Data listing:
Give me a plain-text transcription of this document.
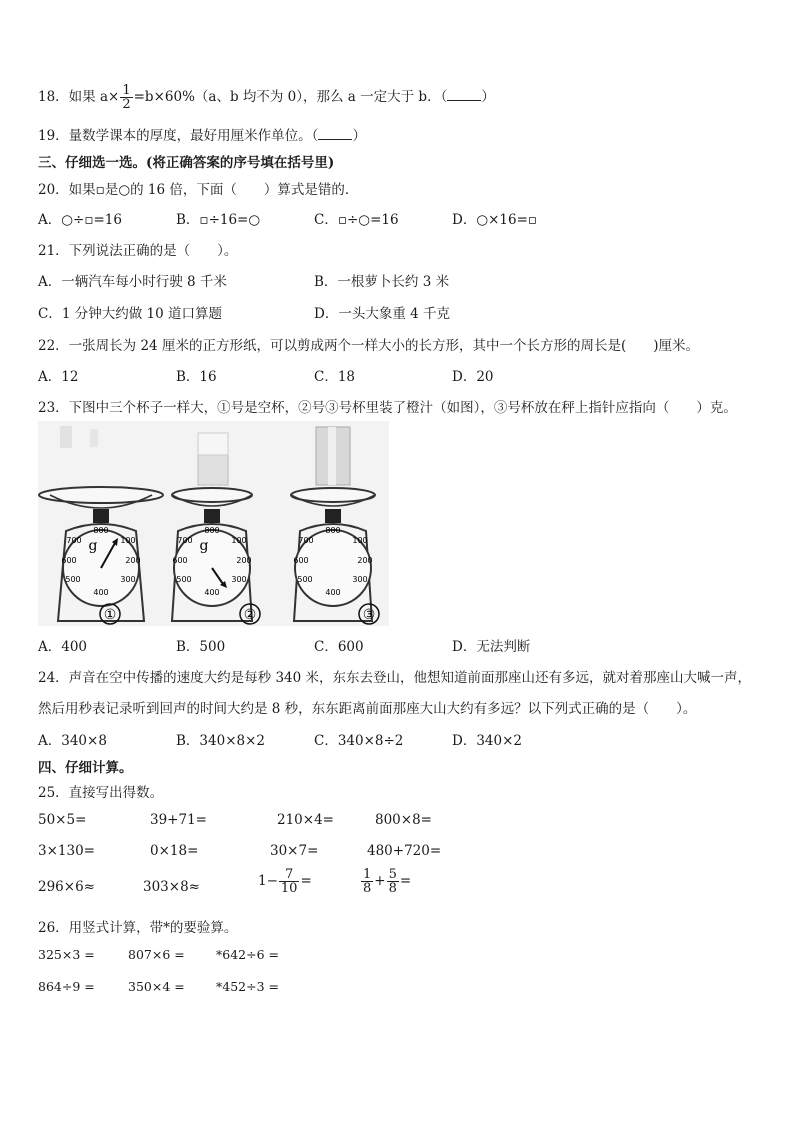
18．如果 $a\times \frac{1}{2} =b\times 60\%(a$、b 均不为 0），那么 a 一定大于 b．（	）
19．量数学课本的厚度，最好用厘米作单位。（	）
三、仔细选一选。(将正确答案的序号填在括号里)
20．如果▫是○的 16 倍，下面（　　）算式是错的．
A．○÷▫=16	B．▫÷16=○	C．▫÷○=16	D．○×16=▫
21．下列说法正确的是（　　）。
A．一辆汽车每小时行驶 8 千米	B．一根萝卜长约 3 米
C．1 分钟大约做 10 道口算题	D．一头大象重 4 千克
22．一张周长为 24 厘米的正方形纸，可以剪成两个一样大小的长方形，其中一个长方形的周长是(　　)厘米。
A．12	B．16	C．18	D．20
23．下图中三个杯子一样大，①号是空杯，②号③号杯里装了橙汁（如图），③号杯放在秤上指针应指向（　　）克。
800
700	100
600	200
500	300
400
g
①
800
700	100
600	200
500	300
400
g
②
800
700	100
600	200
500	300
400
③
A．400	B．500	C．600	D．无法判断
24．声音在空中传播的速度大约是每秒 340 米，东东去登山，他想知道前面那座山还有多远，就对着那座山大喊一声，
然后用秒表记录听到回声的时间大约是 8 秒，东东距离前面那座大山大约有多远？以下列式正确的是（　　）。
A．340×8	B．340×8×2	C．340×8÷2	D．340×2
四、仔细计算。
25．直接写出得数。
50×5=	39+71=	210×4=	800×8=
3×130=	0×18=	30×7=	480+720=
296×6≈	303×8≈	$1- \frac{7}{10}$ =	$\frac{1}{8} + \frac{5}{8}$ =
26．用竖式计算，带*的要验算。
325×3 =	807×6 =	*642÷6 =
864÷9 =	350×4 =	*452÷3 =
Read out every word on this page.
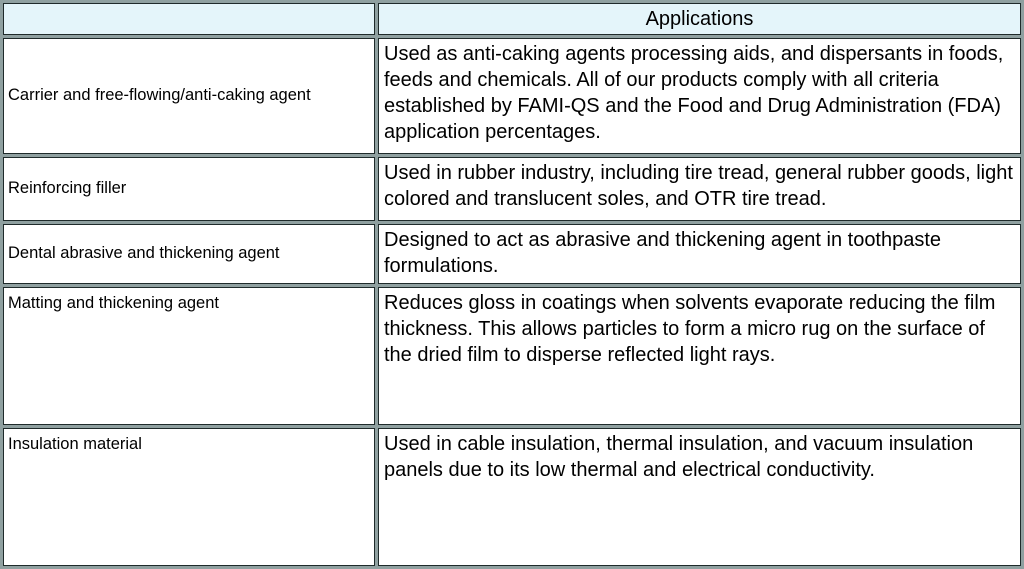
	Applications
Carrier and free-flowing/anti-caking agent	Used as anti-caking agents processing aids, and dispersants in foods, feeds and chemicals. All of our products comply with all criteria established by FAMI-QS and the Food and Drug Administration (FDA) application percentages.
Reinforcing filler	Used in rubber industry, including tire tread, general rubber goods, light colored and translucent soles, and OTR tire tread.
Dental abrasive and thickening agent	Designed to act as abrasive and thickening agent in toothpaste formulations.
Matting and thickening agent	Reduces gloss in coatings when solvents evaporate reducing the film thickness. This allows particles to form a micro rug on the surface of the dried film to disperse reflected light rays.
Insulation material	Used in cable insulation, thermal insulation, and vacuum insulation panels due to its low thermal and electrical conductivity.
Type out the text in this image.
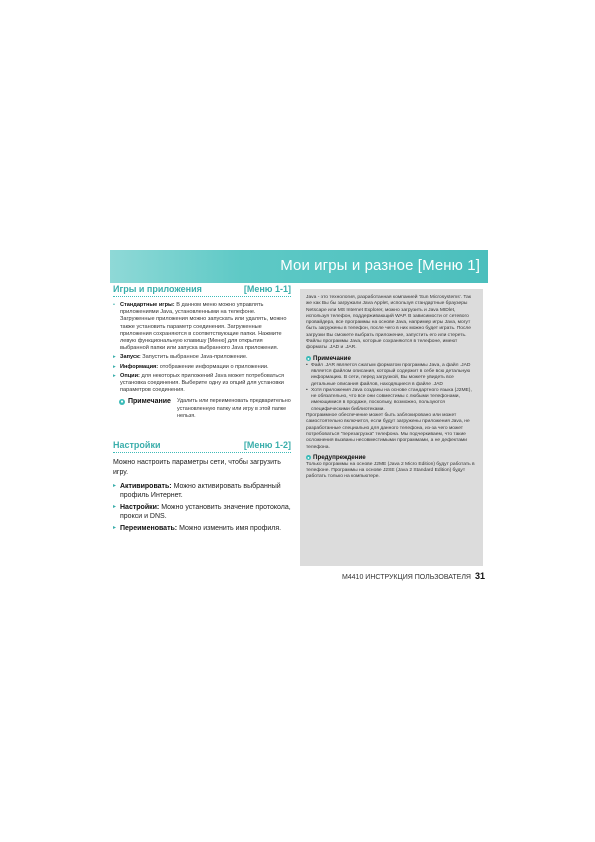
Мои игры и разное [Меню 1]
Игры и приложения	[Меню 1-1]
• Стандартные игры: В данном меню можно управлять приложениями Java, установленными на телефоне. Загруженные приложения можно запускать или удалять, можно также установить параметр соединения. Загруженные приложения сохраняются в соответствующие папки. Нажмите левую функциональную клавишу [Меню] для открытия выбранной папки или запуска выбранного Java приложения.
▸ Запуск: Запустить выбранное Java-приложение.
▸ Информация: отображение информации о приложении.
▸ Опции: для некоторых приложений Java может потребоваться установка соединения. Выберите одну из опций для установки параметров соединения.
● Примечание Удалить или переименовать предварительно установленную папку или игру в этой папке нельзя.
Настройки	[Меню 1-2]
Можно настроить параметры сети, чтобы загрузить игру.
▸ Активировать: Можно активировать выбранный профиль Интернет.
▸ Настройки: Можно установить значение протокола, прокси и DNS.
▸ Переименовать: Можно изменить имя профиля.
Java - это технология, разработанная компанией 'Sun Microsystems'. Так же как Вы бы загружали Java Applet, используя стандартные браузеры Netscape или MS Internet Explorer, можно загрузить и Java MIDlet, используя телефон, поддерживающий WAP. В зависимости от сетевого провайдера, все программы на основе Java, например игры Java, могут быть загружены в телефон, после чего в них можно будет играть. После загрузки Вы сможете выбрать приложение, запустить его или стереть. Файлы программы Java, которые сохраняются в телефоне, имеют форматы .JAD и .JAR.
● Примечание
• Файл .JAR является сжатым форматом программы Java, а файл .JAD является файлом описания, который содержит в себе всю детальную информацию. В сети, перед загрузкой, Вы можете увидеть все детальные описания файлов, находящиеся в файле .JAD
• Хотя приложения Java созданы на основе стандартного языка (J2ME), не обязательно, что все они совместимы с любыми телефонами, имеющимися в продаже, поскольку, возможно, пользуются специфическими библиотеками.
Программное обеспечение может быть заблокировано или может самостоятельно включится, если будут загружены приложения Java, не разработанные специально для данного телефона, из-за чего может потребоваться "перезагрузка" телефона. Мы подчеркиваем, что такие осложнения вызваны несовместимыми программами, а не дефектами телефона.
● Предупреждение
Только программы на основе J2ME (Java 2 Micro Edition) будут работать в телефоне. Программы на основе J2SE (Java 2 Standard Edition) будут работать только на компьютере.
M4410 ИНСТРУКЦИЯ ПОЛЬЗОВАТЕЛЯ 31
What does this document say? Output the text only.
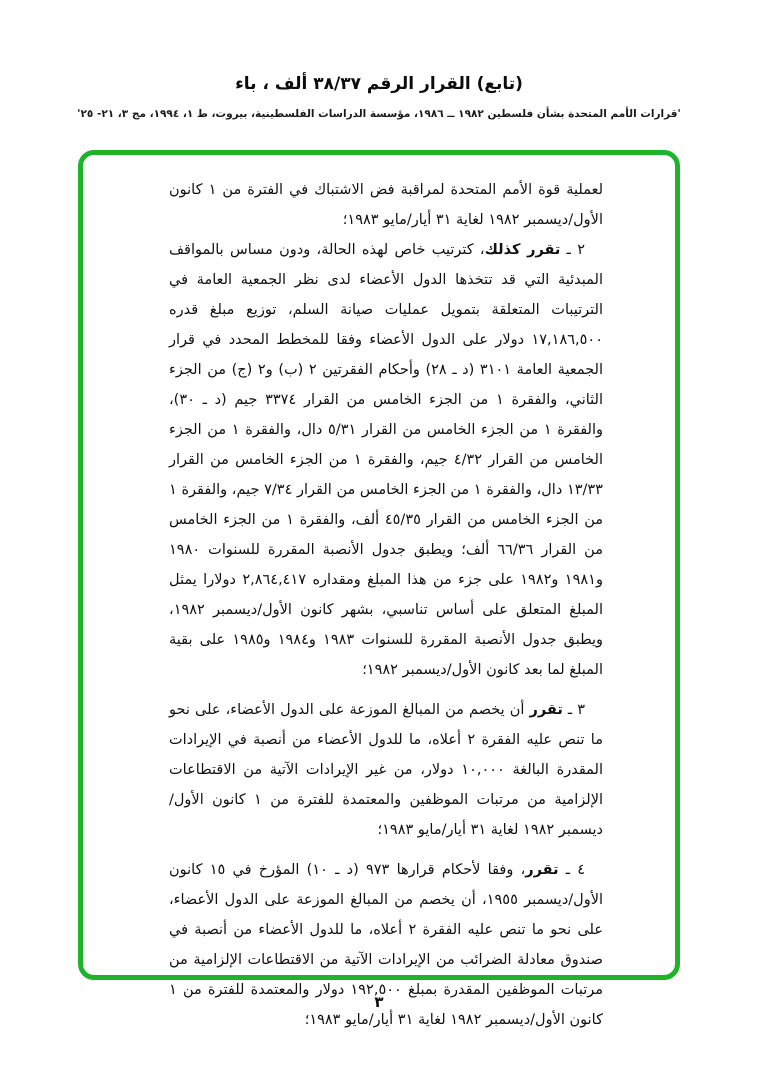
(تابع) القرار الرقم ٣٨/٣٧ ألف ، باء
'قرارات الأمم المتحدة بشأن فلسطين ١٩٨٢ ــ ١٩٨٦، مؤسسة الدراسات الفلسطينية، بيروت، ط ١، ١٩٩٤، مج ٣، ٢١- ٢٥'

لعملية قوة الأمم المتحدة لمراقبة فض الاشتباك في الفترة من ١ كانون الأول/ديسمبر ١٩٨٢ لغاية ٣١ أيار/مايو ١٩٨٣؛

٢ ـ تقرر كذلك، كترتيب خاص لهذه الحالة، ودون مساس بالمواقف المبدئية التي قد تتخذها الدول الأعضاء لدى نظر الجمعية العامة في الترتيبات المتعلقة بتمويل عمليات صيانة السلم، توزيع مبلغ قدره ١٧,١٨٦,٥٠٠ دولار على الدول الأعضاء وفقا للمخطط المحدد في قرار الجمعية العامة ٣١٠١ (د ـ ٢٨) وأحكام الفقرتين ٢ (ب) و٢ (ج) من الجزء الثاني، والفقرة ١ من الجزء الخامس من القرار ٣٣٧٤ جيم (د ـ ٣٠)، والفقرة ١ من الجزء الخامس من القرار ٥/٣١ دال، والفقرة ١ من الجزء الخامس من القرار ٤/٣٢ جيم، والفقرة ١ من الجزء الخامس من القرار ١٣/٣٣ دال، والفقرة ١ من الجزء الخامس من القرار ٧/٣٤ جيم، والفقرة ١ من الجزء الخامس من القرار ٤٥/٣٥ ألف، والفقرة ١ من الجزء الخامس من القرار ٦٦/٣٦ ألف؛ ويطبق جدول الأنصبة المقررة للسنوات ١٩٨٠ و١٩٨١ و١٩٨٢ على جزء من هذا المبلغ ومقداره ٢,٨٦٤,٤١٧ دولارا يمثل المبلغ المتعلق على أساس تناسبي، بشهر كانون الأول/ديسمبر ١٩٨٢، ويطبق جدول الأنصبة المقررة للسنوات ١٩٨٣ و١٩٨٤ و١٩٨٥ على بقية المبلغ لما بعد كانون الأول/ديسمبر ١٩٨٢؛

٣ ـ تقرر أن يخصم من المبالغ الموزعة على الدول الأعضاء، على نحو ما تنص عليه الفقرة ٢ أعلاه، ما للدول الأعضاء من أنصبة في الإيرادات المقدرة البالغة ١٠,٠٠٠ دولار، من غير الإيرادات الآتية من الاقتطاعات الإلزامية من مرتبات الموظفين والمعتمدة للفترة من ١ كانون الأول/ديسمبر ١٩٨٢ لغاية ٣١ أيار/مايو ١٩٨٣؛

٤ ـ تقرر، وفقا لأحكام قرارها ٩٧٣ (د ـ ١٠) المؤرخ في ١٥ كانون الأول/ديسمبر ١٩٥٥، أن يخصم من المبالغ الموزعة على الدول الأعضاء، على نحو ما تنص عليه الفقرة ٢ أعلاه، ما للدول الأعضاء من أنصبة في صندوق معادلة الضرائب من الإيرادات الآتية من الاقتطاعات الإلزامية من مرتبات الموظفين المقدرة بمبلغ ١٩٢,٥٠٠ دولار والمعتمدة للفترة من ١ كانون الأول/ديسمبر ١٩٨٢ لغاية ٣١ أيار/مايو ١٩٨٣؛

٣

▶ _INSTRUCTIONS FOR THE TASK_
Work out how many lines of the data above hold the word "الإلزامية", and write only the count.

▶ _EXERCISE RESULT_
2